[TASK OBJECTIVE] From the entries below, gather every line containing the string "left".
──────────────────────────────
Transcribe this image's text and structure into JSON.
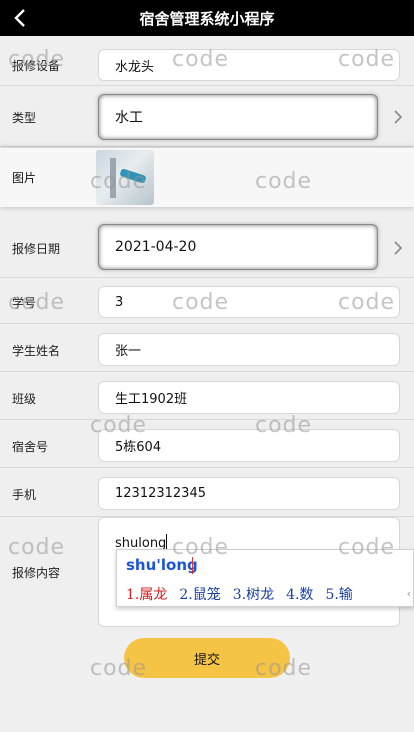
{
  "header": {
    "title": "宿舍管理系统小程序",
    "back_icon": "chevron-left-icon"
  },
  "fields": {
    "equipment": {
      "label": "报修设备",
      "value": "水龙头"
    },
    "type": {
      "label": "类型",
      "value": "水工"
    },
    "image": {
      "label": "图片"
    },
    "date": {
      "label": "报修日期",
      "value": "2021-04-20"
    },
    "student_id": {
      "label": "学号",
      "value": "3"
    },
    "student_name": {
      "label": "学生姓名",
      "value": "张一"
    },
    "class": {
      "label": "班级",
      "value": "生工1902班"
    },
    "dorm": {
      "label": "宿舍号",
      "value": "5栋604"
    },
    "phone": {
      "label": "手机",
      "value": "12312312345"
    },
    "content": {
      "label": "报修内容",
      "value": "shulong"
    }
  },
  "ime": {
    "pinyin": "shu'long",
    "candidates": [
      "1.属龙",
      "2.鼠笼",
      "3.树龙",
      "4.数",
      "5.输"
    ],
    "more_icon": "chevron-left-icon"
  },
  "submit_label": "提交",
  "watermark": "code"
}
──────────────────────────────
[TASK SOLUTION]
    "back_icon": "chevron-left-icon"
    "more_icon": "chevron-left-icon"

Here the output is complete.